--- DATASET ROWS ---
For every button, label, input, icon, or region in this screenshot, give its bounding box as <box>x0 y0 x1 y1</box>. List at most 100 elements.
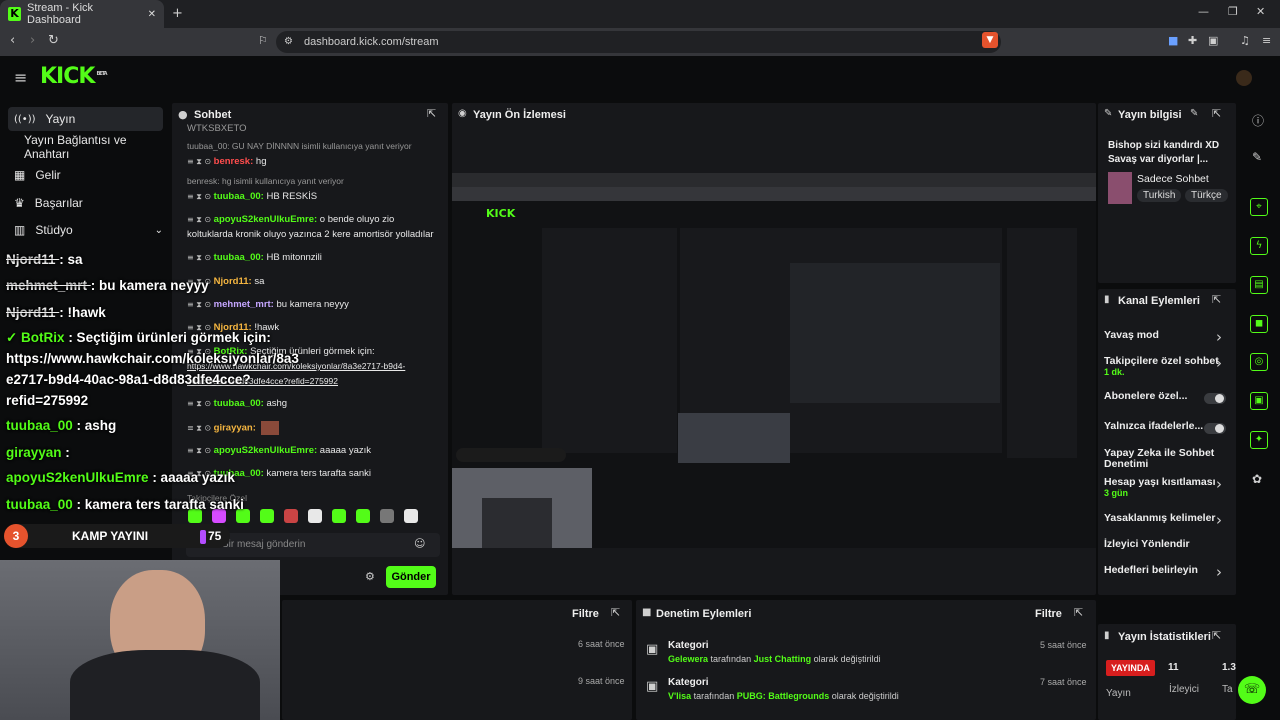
moderation-icons[interactable]: ≡ ⧗ ⊙ <box>187 300 214 309</box>
chevron-right-icon[interactable]: › <box>1216 354 1222 372</box>
chevron-right-icon[interactable]: › <box>1216 511 1222 529</box>
popout-icon[interactable]: ⇱ <box>1212 293 1221 306</box>
sidebar-toggle-icon[interactable]: ▣ <box>1208 34 1218 47</box>
browser-tab[interactable]: K Stream - Kick Dashboard ✕ <box>0 0 164 28</box>
chevron-right-icon[interactable]: › <box>1216 563 1222 581</box>
scan-icon[interactable]: ⌖ <box>1250 198 1268 216</box>
info-icon[interactable]: ⓘ <box>1252 112 1264 129</box>
chat-settings-icon[interactable]: ⚙ <box>365 570 375 583</box>
emote-button[interactable] <box>284 509 298 523</box>
filter-button[interactable]: Filtre <box>572 608 599 620</box>
chat-username[interactable]: tuubaa_00: <box>214 252 267 263</box>
emote-button[interactable] <box>404 509 418 523</box>
emote-button[interactable] <box>356 509 370 523</box>
media-icon[interactable]: ♫ <box>1240 34 1250 47</box>
channel-action-item[interactable]: Hedefleri belirleyin <box>1104 565 1224 576</box>
sidebar-item-label: Yayın <box>45 112 76 126</box>
channel-action-item[interactable]: Yavaş mod <box>1104 330 1224 341</box>
sidebar-item-stream-key[interactable]: Yayın Bağlantısı ve Anahtarı <box>8 133 163 161</box>
popout-icon[interactable]: ⇱ <box>1212 629 1221 642</box>
action-sub: 1 dk. <box>1104 367 1125 377</box>
chat-username[interactable]: mehmet_mrt: <box>214 299 277 310</box>
emote-button[interactable] <box>308 509 322 523</box>
close-tab-icon[interactable]: ✕ <box>148 9 156 20</box>
overlay-chat-line: refid=275992 <box>6 393 88 408</box>
send-button[interactable]: Gönder <box>386 566 436 588</box>
plugin-icon[interactable]: ✿ <box>1252 472 1262 486</box>
back-icon[interactable]: ‹ <box>10 33 15 48</box>
chat-bubble-icon[interactable]: ◼ <box>1250 315 1268 333</box>
stream-preview-video[interactable]: KICK <box>452 173 1096 548</box>
moderation-icons[interactable]: ≡ ⧗ ⊙ <box>187 215 214 224</box>
sidebar-item-gelir[interactable]: ▦ Gelir <box>8 163 163 187</box>
reload-icon[interactable]: ↻ <box>48 33 59 48</box>
action-label: Hedefleri belirleyin <box>1104 564 1198 576</box>
edit-icon[interactable]: ✎ <box>1190 108 1198 119</box>
support-headset-icon[interactable]: ☏ <box>1238 676 1266 704</box>
moderation-icons[interactable]: ≡ ⧗ ⊙ <box>187 192 214 201</box>
channel-action-item[interactable]: Yapay Zeka ile Sohbet Denetimi <box>1104 448 1224 470</box>
user-avatar[interactable] <box>1236 70 1252 86</box>
overlay-chat-line: ✓ BotRix : Seçtiğim ürünleri görmek için… <box>6 330 271 346</box>
extension-icon[interactable]: ■ <box>1168 34 1178 47</box>
nested-preview-recursive <box>790 263 1000 403</box>
channel-action-item[interactable]: Hesap yaşı kısıtlaması 3 gün <box>1104 477 1224 499</box>
lightning-icon[interactable]: ϟ <box>1250 237 1268 255</box>
minimize-icon[interactable]: — <box>1198 5 1209 18</box>
moderation-icons[interactable]: ≡ ⧗ ⊙ <box>187 424 214 433</box>
overlay-chat-line: Njord11 : sa <box>6 252 83 267</box>
popout-icon[interactable]: ⇱ <box>1212 107 1221 120</box>
chat-username[interactable]: tuubaa_00: <box>214 398 267 409</box>
forward-icon[interactable]: › <box>30 33 35 48</box>
chevron-right-icon[interactable]: › <box>1216 475 1222 493</box>
menu-icon[interactable]: ≡ <box>1262 34 1271 47</box>
extensions-puzzle-icon[interactable]: ✚ <box>1188 34 1197 47</box>
chevron-right-icon[interactable]: › <box>1216 328 1222 346</box>
sidebar-item-studyo[interactable]: ▥ Stüdyo ⌄ <box>8 218 163 242</box>
new-tab-icon[interactable]: + <box>172 6 183 21</box>
toggle-switch[interactable] <box>1204 423 1226 434</box>
chat-message: ≡ ⧗ ⊙ apoyuS2kenUlkuEmre: aaaaa yazık <box>187 445 371 456</box>
emote-button[interactable] <box>260 509 274 523</box>
camera-icon[interactable]: ▣ <box>1250 392 1268 410</box>
url-input[interactable]: ⚙ dashboard.kick.com/stream <box>276 31 1001 53</box>
overlay-text: : bu kamera neyyy <box>90 278 209 293</box>
channel-action-item[interactable]: Takipçilere özel sohbet 1 dk. <box>1104 356 1224 378</box>
address-bar-row: ‹ › ↻ ⚐ ⚙ dashboard.kick.com/stream ▼ ■ … <box>0 28 1280 56</box>
bookmark-icon[interactable]: ⚐ <box>258 34 268 47</box>
action-label: Abonelere özel... <box>1104 390 1188 402</box>
broadcast-icon[interactable]: ◎ <box>1250 353 1268 371</box>
channel-action-item[interactable]: Yasaklanmış kelimeler <box>1104 513 1224 524</box>
brave-shield-icon[interactable]: ▼ <box>982 32 998 48</box>
chat-username[interactable]: girayyan: <box>214 423 259 434</box>
site-info-icon[interactable]: ⚙ <box>284 31 293 53</box>
channel-action-item[interactable]: İzleyici Yönlendir <box>1104 539 1224 550</box>
toggle-switch[interactable] <box>1204 393 1226 404</box>
kick-logo[interactable]: KICK BETA <box>40 64 108 89</box>
moderation-icons[interactable]: ≡ ⧗ ⊙ <box>187 399 214 408</box>
moderation-icons[interactable]: ≡ ⧗ ⊙ <box>187 446 214 455</box>
chat-username[interactable]: Njord11: <box>214 276 255 287</box>
close-window-icon[interactable]: ✕ <box>1256 5 1265 18</box>
document-icon[interactable]: ▤ <box>1250 276 1268 294</box>
chat-username[interactable]: tuubaa_00: <box>214 191 267 202</box>
pencil-icon[interactable]: ✎ <box>1252 150 1262 164</box>
popout-icon[interactable]: ⇱ <box>427 107 436 120</box>
maximize-icon[interactable]: ❐ <box>1228 5 1238 18</box>
sidebar-item-basarilar[interactable]: ♛ Başarılar <box>8 191 163 215</box>
popout-icon[interactable]: ⇱ <box>1074 606 1083 619</box>
filter-button[interactable]: Filtre <box>1035 608 1062 620</box>
moderation-icons[interactable]: ≡ ⧗ ⊙ <box>187 157 214 166</box>
chat-username[interactable]: apoyuS2kenUlkuEmre: <box>214 445 320 456</box>
sidebar-item-yayin[interactable]: ((•)) Yayın <box>8 107 163 131</box>
moderation-icons[interactable]: ≡ ⧗ ⊙ <box>187 253 214 262</box>
chat-username[interactable]: apoyuS2kenUlkuEmre: <box>214 214 320 225</box>
wrench-icon[interactable]: ✦ <box>1250 431 1268 449</box>
hamburger-menu-icon[interactable]: ≡ <box>14 68 27 87</box>
emote-button[interactable] <box>332 509 346 523</box>
chat-username[interactable]: benresk: <box>214 156 256 167</box>
overlay-chat-line: apoyuS2kenUlkuEmre : aaaaa yazık <box>6 470 235 485</box>
emote-button[interactable] <box>380 509 394 523</box>
popout-icon[interactable]: ⇱ <box>611 606 620 619</box>
emoji-icon[interactable]: ☺ <box>414 537 425 550</box>
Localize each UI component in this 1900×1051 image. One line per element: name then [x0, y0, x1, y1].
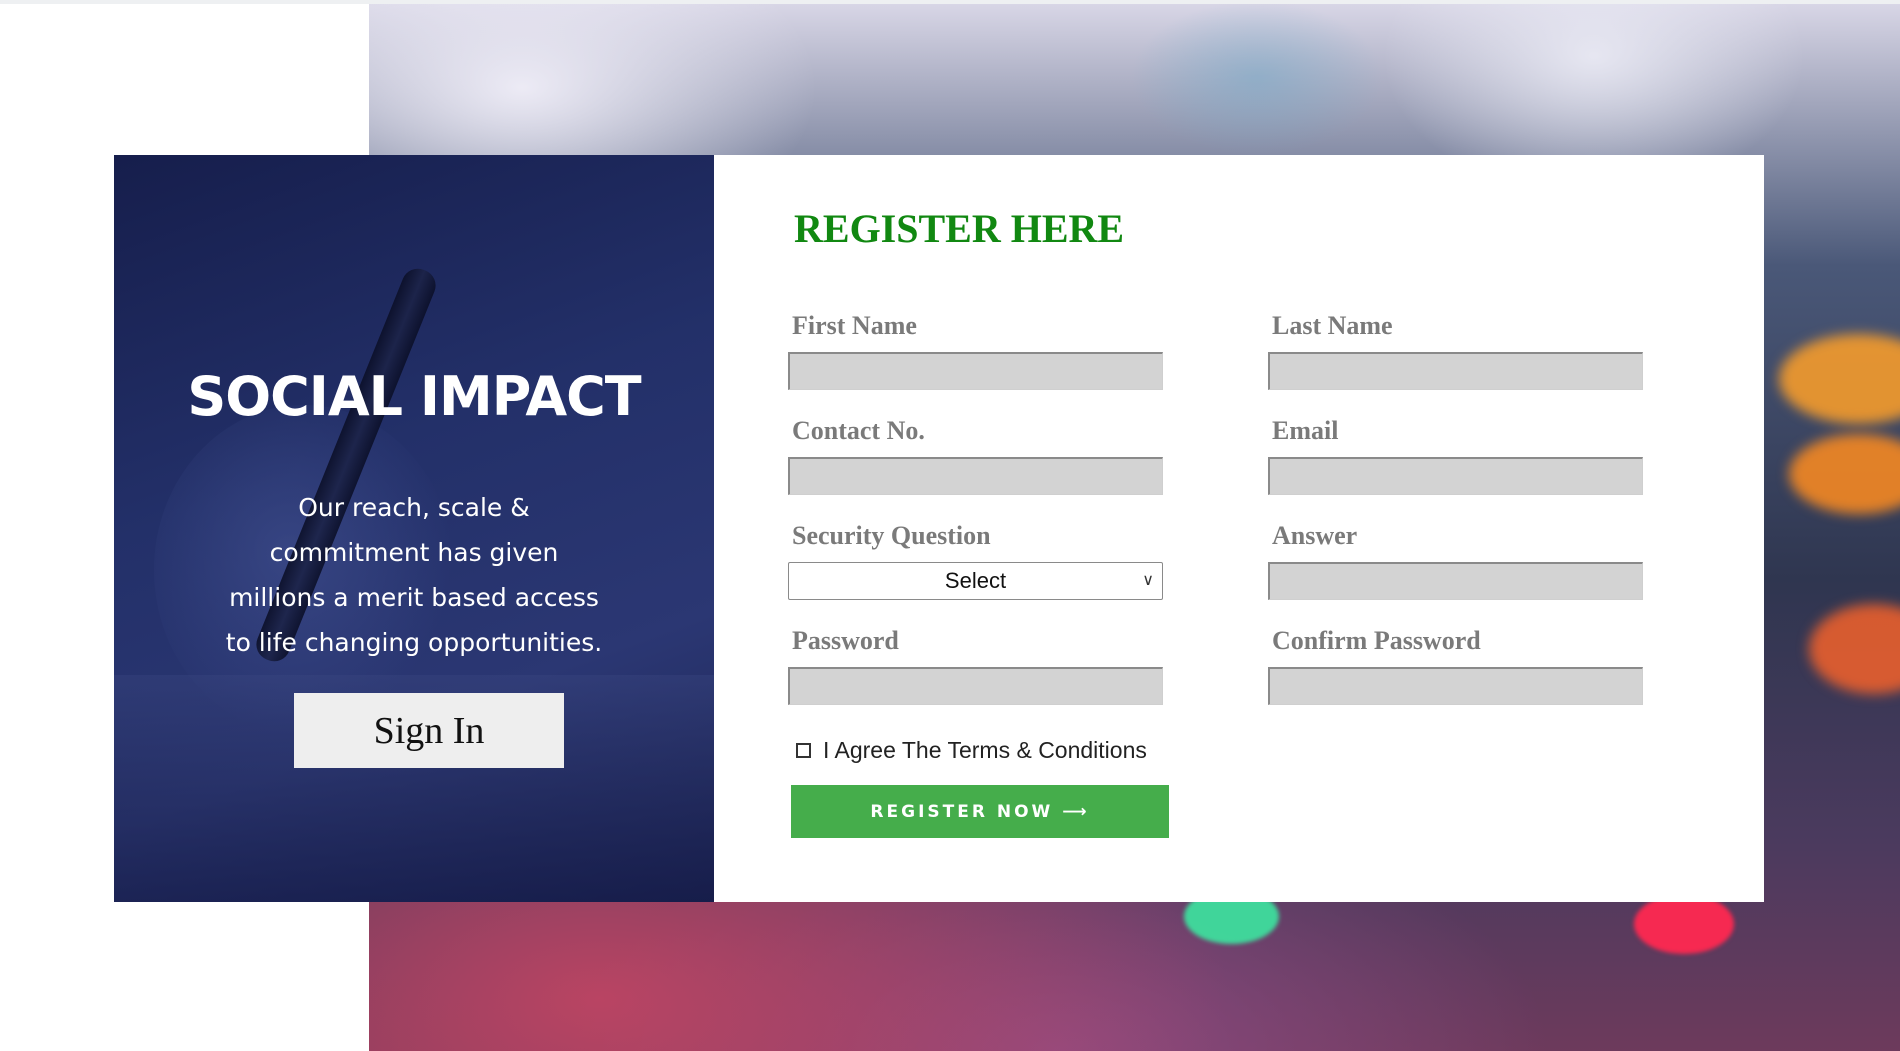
answer-input[interactable] [1268, 562, 1643, 600]
answer-label: Answer [1272, 521, 1358, 550]
confirm-password-group: Confirm Password [1268, 625, 1643, 705]
security-question-group: Security Question Select ∨ [788, 520, 1163, 600]
password-group: Password [788, 625, 1163, 705]
answer-group: Answer [1268, 520, 1643, 600]
contact-group: Contact No. [788, 415, 1163, 495]
terms-label: I Agree The Terms & Conditions [823, 736, 1147, 763]
bokeh-light [1634, 894, 1734, 954]
last-name-group: Last Name [1268, 310, 1643, 390]
email-input[interactable] [1268, 457, 1643, 495]
email-group: Email [1268, 415, 1643, 495]
register-card: SOCIAL IMPACT Our reach, scale & commitm… [114, 155, 1764, 902]
register-form: REGISTER HERE First Name Last Name Conta… [714, 155, 1764, 902]
panel-description: Our reach, scale & commitment has given … [225, 493, 603, 657]
security-question-label: Security Question [792, 521, 991, 550]
panel-title: SOCIAL IMPACT [187, 365, 641, 428]
bokeh-light [1789, 434, 1900, 514]
bokeh-light [1779, 334, 1900, 424]
chevron-down-icon: ∨ [1142, 572, 1154, 589]
contact-label: Contact No. [792, 416, 925, 445]
email-label: Email [1272, 416, 1339, 445]
terms-row: I Agree The Terms & Conditions [796, 730, 1147, 770]
bokeh-light [1809, 604, 1900, 694]
select-value: Select [944, 568, 1007, 593]
first-name-label: First Name [792, 311, 917, 340]
security-question-select[interactable]: Select ∨ [788, 562, 1163, 600]
info-panel: SOCIAL IMPACT Our reach, scale & commitm… [114, 155, 714, 902]
terms-checkbox[interactable] [796, 742, 811, 758]
form-title: REGISTER HERE [794, 206, 1125, 251]
register-now-button[interactable]: REGISTER NOW ⟶ [791, 785, 1169, 838]
first-name-input[interactable] [788, 352, 1163, 390]
password-input[interactable] [788, 667, 1163, 705]
sign-in-button[interactable]: Sign In [294, 693, 564, 768]
confirm-password-input[interactable] [1268, 667, 1643, 705]
last-name-label: Last Name [1272, 311, 1393, 340]
password-label: Password [792, 626, 899, 655]
contact-input[interactable] [788, 457, 1163, 495]
last-name-input[interactable] [1268, 352, 1643, 390]
confirm-password-label: Confirm Password [1272, 626, 1481, 655]
first-name-group: First Name [788, 310, 1163, 390]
---
* _THE REQUEST_:
Rewrite the entries above as a numbered list, leaving out blank lines, starting with the line that contains "answer-input[interactable] [1268, 562, 1643, 600]" and going on through the line that contains "first-name-label: First Name".

* _RESPONSE TO THE EXERCISE_:
1. answer-input[interactable] [1268, 562, 1643, 600]
2. answer-label: Answer [1272, 521, 1358, 550]
3. confirm-password-group: Confirm Password [1268, 625, 1643, 705]
4. security-question-group: Security Question Select ∨ [788, 520, 1163, 600]
5. password-group: Password [788, 625, 1163, 705]
6. answer-group: Answer [1268, 520, 1643, 600]
7. contact-group: Contact No. [788, 415, 1163, 495]
8. terms-label: I Agree The Terms & Conditions [823, 736, 1147, 763]
9. bokeh-light [1634, 894, 1734, 954]
10. last-name-group: Last Name [1268, 310, 1643, 390]
11. email-input[interactable] [1268, 457, 1643, 495]
12. email-group: Email [1268, 415, 1643, 495]
13. register-card: SOCIAL IMPACT Our reach, scale & commitm… [114, 155, 1764, 902]
14. register-form: REGISTER HERE First Name Last Name Conta… [714, 155, 1764, 902]
15. panel-description: Our reach, scale & commitment has given … [225, 493, 603, 657]
16. security-question-label: Security Question [792, 521, 991, 550]
17. panel-title: SOCIAL IMPACT [187, 365, 641, 428]
18. bokeh-light [1789, 434, 1900, 514]
19. bokeh-light [1779, 334, 1900, 424]
20. chevron-down-icon: ∨ [1142, 572, 1154, 589]
21. contact-label: Contact No. [792, 416, 925, 445]
22. email-label: Email [1272, 416, 1339, 445]
23. terms-row: I Agree The Terms & Conditions [796, 730, 1147, 770]
24. bokeh-light [1809, 604, 1900, 694]
25. select-value: Select [944, 568, 1007, 593]
26. first-name-label: First Name [792, 311, 917, 340]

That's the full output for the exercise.